Exercise objective: Without the images, write out the whole listing exactly.

Data items:
========

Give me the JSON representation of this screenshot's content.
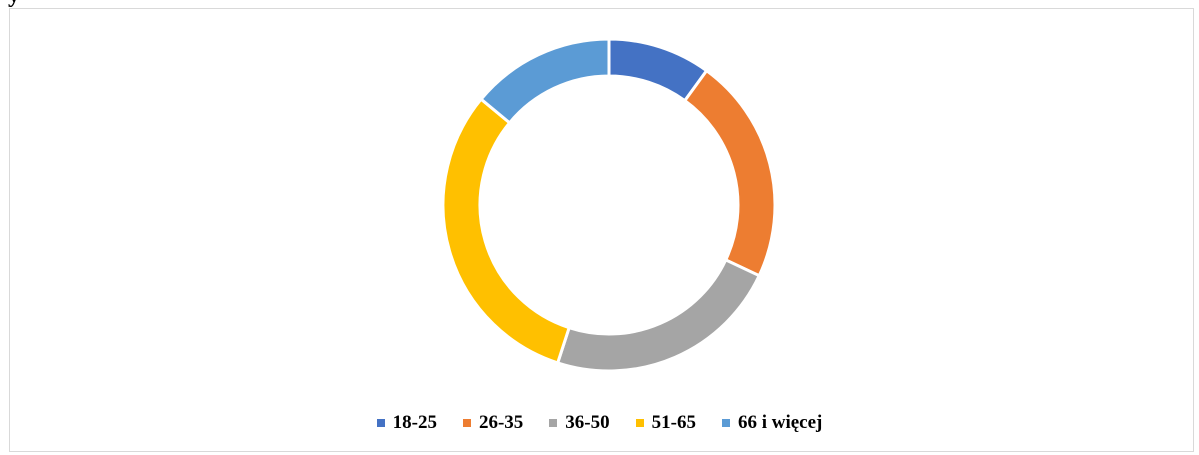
{
  "chart_data": {
    "type": "pie",
    "variant": "donut",
    "title": "",
    "title_fragment": "y",
    "categories": [
      "18-25",
      "26-35",
      "36-50",
      "51-65",
      "66 i więcej"
    ],
    "values": [
      10,
      22,
      23,
      31,
      14
    ],
    "colors": [
      "#4472c4",
      "#ed7d31",
      "#a5a5a5",
      "#ffc000",
      "#5b9bd5"
    ],
    "legend_position": "bottom",
    "start_angle": "top",
    "direction": "clockwise"
  }
}
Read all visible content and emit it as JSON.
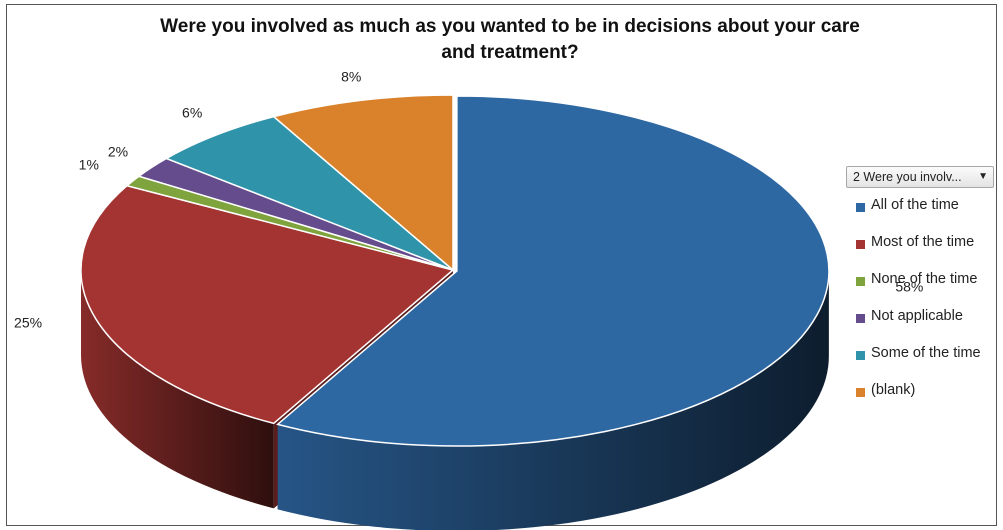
{
  "chart_data": {
    "type": "pie",
    "title": "Were you involved as much as you wanted to be in decisions about your care\nand treatment?",
    "style": "3d-exploded-pie",
    "filter_button_label": "2  Were you involv...",
    "legend_position": "right",
    "slices": [
      {
        "name": "All of the time",
        "value": 58,
        "label": "58%",
        "color": "#2E68A3"
      },
      {
        "name": "Most of the time",
        "value": 25,
        "label": "25%",
        "color": "#A33432"
      },
      {
        "name": "None of the time",
        "value": 1,
        "label": "1%",
        "color": "#7FA33D"
      },
      {
        "name": "Not applicable",
        "value": 2,
        "label": "2%",
        "color": "#654C8C"
      },
      {
        "name": "Some of the time",
        "value": 6,
        "label": "6%",
        "color": "#2F93AA"
      },
      {
        "name": "(blank)",
        "value": 8,
        "label": "8%",
        "color": "#D9822B"
      }
    ]
  }
}
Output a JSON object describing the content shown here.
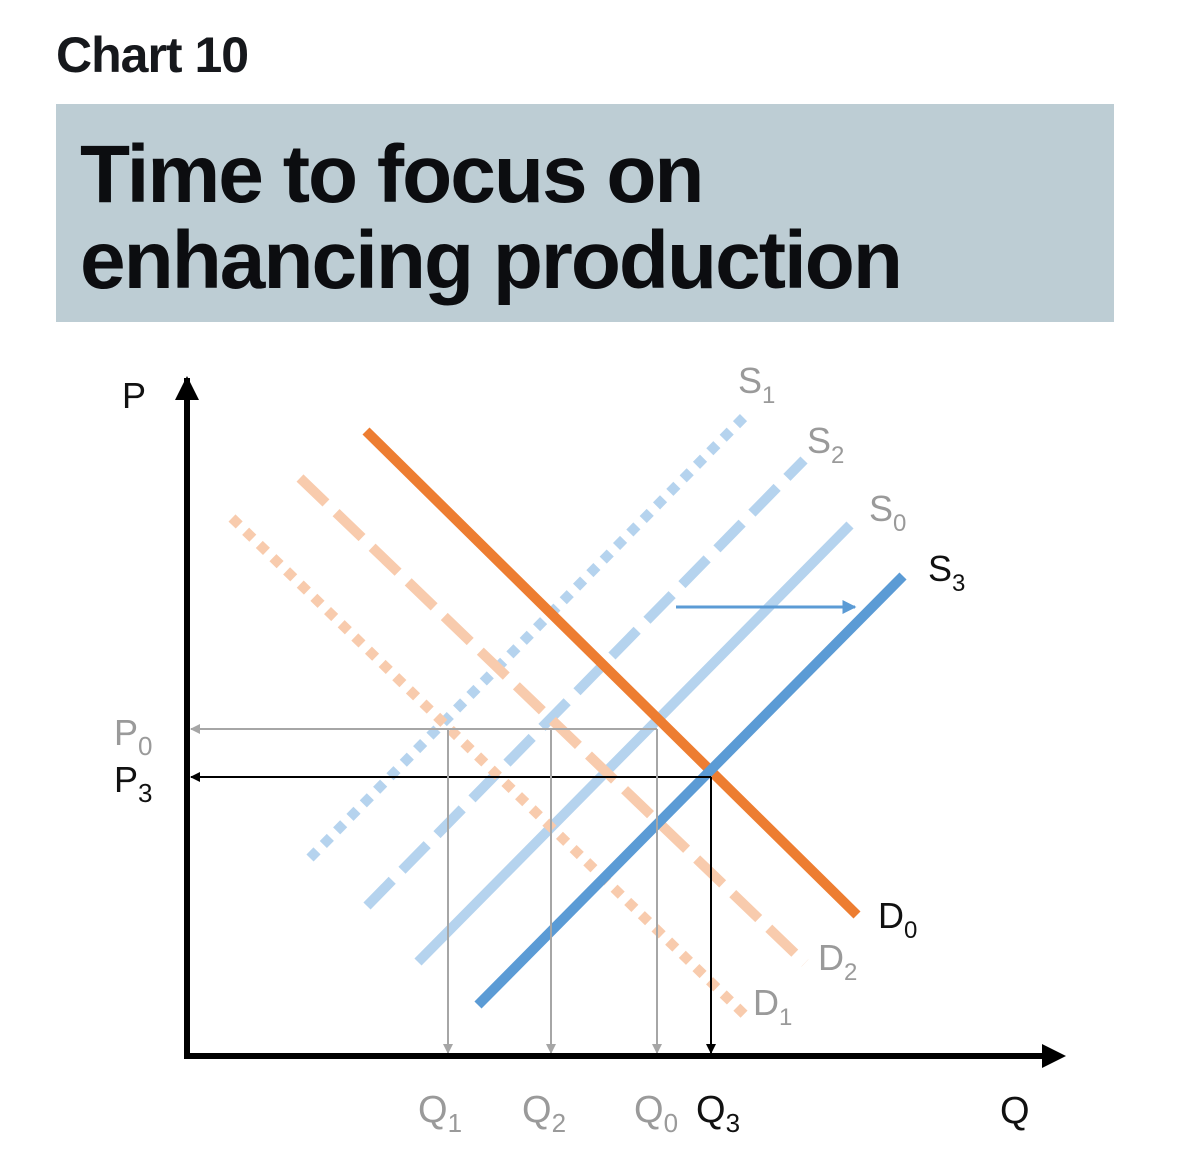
{
  "header": {
    "chart_number": "Chart 10",
    "title": "Time to focus on enhancing production"
  },
  "axes": {
    "y_label": "P",
    "x_label": "Q"
  },
  "price_labels": [
    {
      "main": "P",
      "sub": "0",
      "tone": "faded"
    },
    {
      "main": "P",
      "sub": "3",
      "tone": "dark"
    }
  ],
  "quantity_labels": [
    {
      "main": "Q",
      "sub": "1",
      "tone": "faded"
    },
    {
      "main": "Q",
      "sub": "2",
      "tone": "faded"
    },
    {
      "main": "Q",
      "sub": "0",
      "tone": "faded"
    },
    {
      "main": "Q",
      "sub": "3",
      "tone": "dark"
    }
  ],
  "curves": [
    {
      "main": "S",
      "sub": "1",
      "kind": "supply",
      "style": "dotted",
      "color": "#b5d3ee"
    },
    {
      "main": "S",
      "sub": "2",
      "kind": "supply",
      "style": "dashed",
      "color": "#b5d3ee"
    },
    {
      "main": "S",
      "sub": "0",
      "kind": "supply",
      "style": "solid",
      "color": "#b5d3ee"
    },
    {
      "main": "S",
      "sub": "3",
      "kind": "supply",
      "style": "solid",
      "color": "#5b9bd5"
    },
    {
      "main": "D",
      "sub": "0",
      "kind": "demand",
      "style": "solid",
      "color": "#ed7d31"
    },
    {
      "main": "D",
      "sub": "2",
      "kind": "demand",
      "style": "dashed",
      "color": "#f8cbad"
    },
    {
      "main": "D",
      "sub": "1",
      "kind": "demand",
      "style": "dotted",
      "color": "#f8cbad"
    }
  ],
  "colors": {
    "faded_label": "#9a9a9a",
    "dark_label": "#111111",
    "guide_faded": "#a6a6a6",
    "guide_dark": "#000000",
    "shift_arrow": "#5b9bd5",
    "title_band": "#bdcdd4"
  }
}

========

Solution to the problem:
Give me the JSON representation of this screenshot's content.
{
  "chart_data": {
    "type": "pie",
    "variant": "donut",
    "title": "",
    "title_fragment": "y",
    "categories": [
      "18-25",
      "26-35",
      "36-50",
      "51-65",
      "66 i więcej"
    ],
    "values": [
      10,
      22,
      23,
      31,
      14
    ],
    "colors": [
      "#4472c4",
      "#ed7d31",
      "#a5a5a5",
      "#ffc000",
      "#5b9bd5"
    ],
    "legend_position": "bottom",
    "start_angle": "top",
    "direction": "clockwise"
  }
}
Read all visible content and emit it as JSON.
{
  "chart_data": {
    "type": "pie",
    "title": "Were you involved as much as you wanted to be in decisions about your care\nand treatment?",
    "style": "3d-exploded-pie",
    "filter_button_label": "2  Were you involv...",
    "legend_position": "right",
    "slices": [
      {
        "name": "All of the time",
        "value": 58,
        "label": "58%",
        "color": "#2E68A3"
      },
      {
        "name": "Most of the time",
        "value": 25,
        "label": "25%",
        "color": "#A33432"
      },
      {
        "name": "None of the time",
        "value": 1,
        "label": "1%",
        "color": "#7FA33D"
      },
      {
        "name": "Not applicable",
        "value": 2,
        "label": "2%",
        "color": "#654C8C"
      },
      {
        "name": "Some of the time",
        "value": 6,
        "label": "6%",
        "color": "#2F93AA"
      },
      {
        "name": "(blank)",
        "value": 8,
        "label": "8%",
        "color": "#D9822B"
      }
    ]
  }
}
Output a JSON object describing the content shown here.
{
  "header": {
    "chart_number": "Chart 10",
    "title": "Time to focus on enhancing production"
  },
  "axes": {
    "y_label": "P",
    "x_label": "Q"
  },
  "price_labels": [
    {
      "main": "P",
      "sub": "0",
      "tone": "faded"
    },
    {
      "main": "P",
      "sub": "3",
      "tone": "dark"
    }
  ],
  "quantity_labels": [
    {
      "main": "Q",
      "sub": "1",
      "tone": "faded"
    },
    {
      "main": "Q",
      "sub": "2",
      "tone": "faded"
    },
    {
      "main": "Q",
      "sub": "0",
      "tone": "faded"
    },
    {
      "main": "Q",
      "sub": "3",
      "tone": "dark"
    }
  ],
  "curves": [
    {
      "main": "S",
      "sub": "1",
      "kind": "supply",
      "style": "dotted",
      "color": "#b5d3ee"
    },
    {
      "main": "S",
      "sub": "2",
      "kind": "supply",
      "style": "dashed",
      "color": "#b5d3ee"
    },
    {
      "main": "S",
      "sub": "0",
      "kind": "supply",
      "style": "solid",
      "color": "#b5d3ee"
    },
    {
      "main": "S",
      "sub": "3",
      "kind": "supply",
      "style": "solid",
      "color": "#5b9bd5"
    },
    {
      "main": "D",
      "sub": "0",
      "kind": "demand",
      "style": "solid",
      "color": "#ed7d31"
    },
    {
      "main": "D",
      "sub": "2",
      "kind": "demand",
      "style": "dashed",
      "color": "#f8cbad"
    },
    {
      "main": "D",
      "sub": "1",
      "kind": "demand",
      "style": "dotted",
      "color": "#f8cbad"
    }
  ],
  "colors": {
    "faded_label": "#9a9a9a",
    "dark_label": "#111111",
    "guide_faded": "#a6a6a6",
    "guide_dark": "#000000",
    "shift_arrow": "#5b9bd5",
    "title_band": "#bdcdd4"
  }
}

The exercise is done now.